Work order:
Going line by line through the entries, count those containing "Carbohydrate" and state only the result.

Information:
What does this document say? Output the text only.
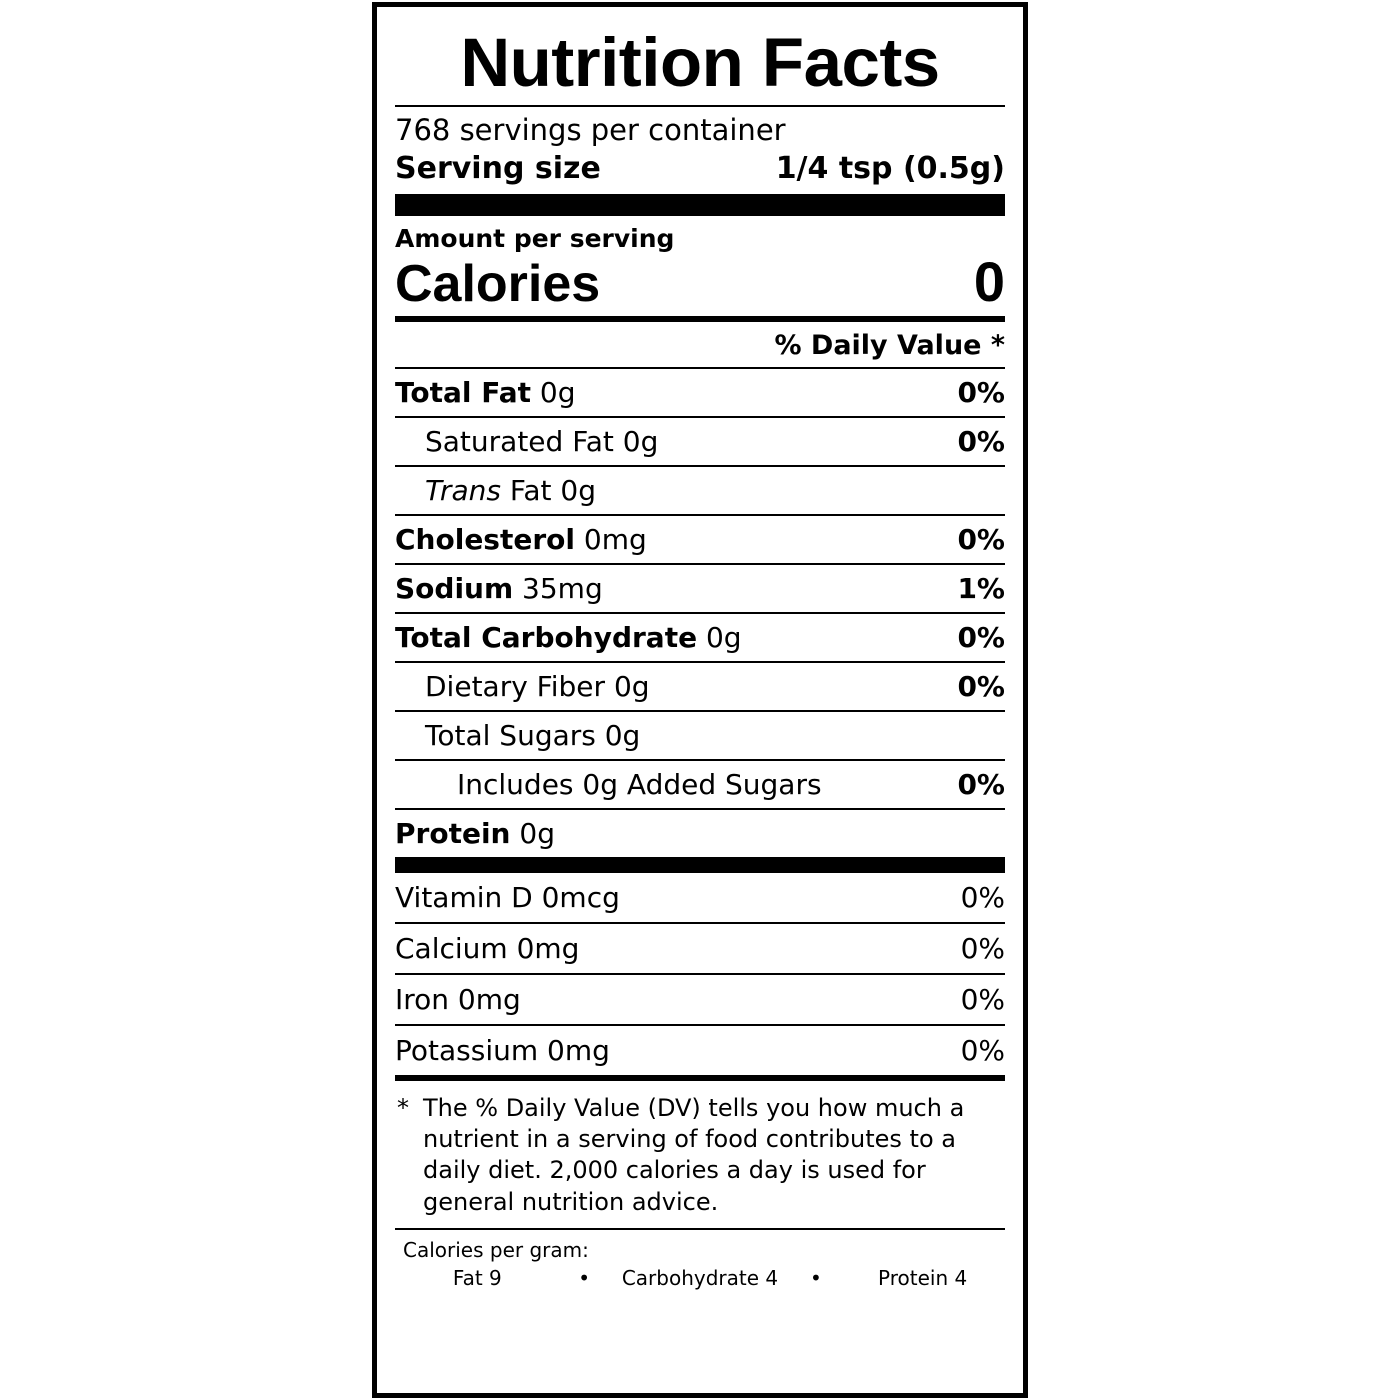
Nutrition Facts
768 servings per container
Serving size	1/4 tsp (0.5g)
Amount per serving
Calories	0
% Daily Value *
Total Fat 0g	0%
Saturated Fat 0g	0%
Trans Fat 0g
Cholesterol 0mg	0%
Sodium 35mg	1%
Total Carbohydrate 0g	0%
Dietary Fiber 0g	0%
Total Sugars 0g
Includes 0g Added Sugars	0%
Protein 0g
Vitamin D 0mcg	0%
Calcium 0mg	0%
Iron 0mg	0%
Potassium 0mg	0%
* The % Daily Value (DV) tells you how much a nutrient in a serving of food contributes to a daily diet. 2,000 calories a day is used for general nutrition advice.
Calories per gram:
Fat 9	•	Carbohydrate 4	•	Protein 4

Answer below:
2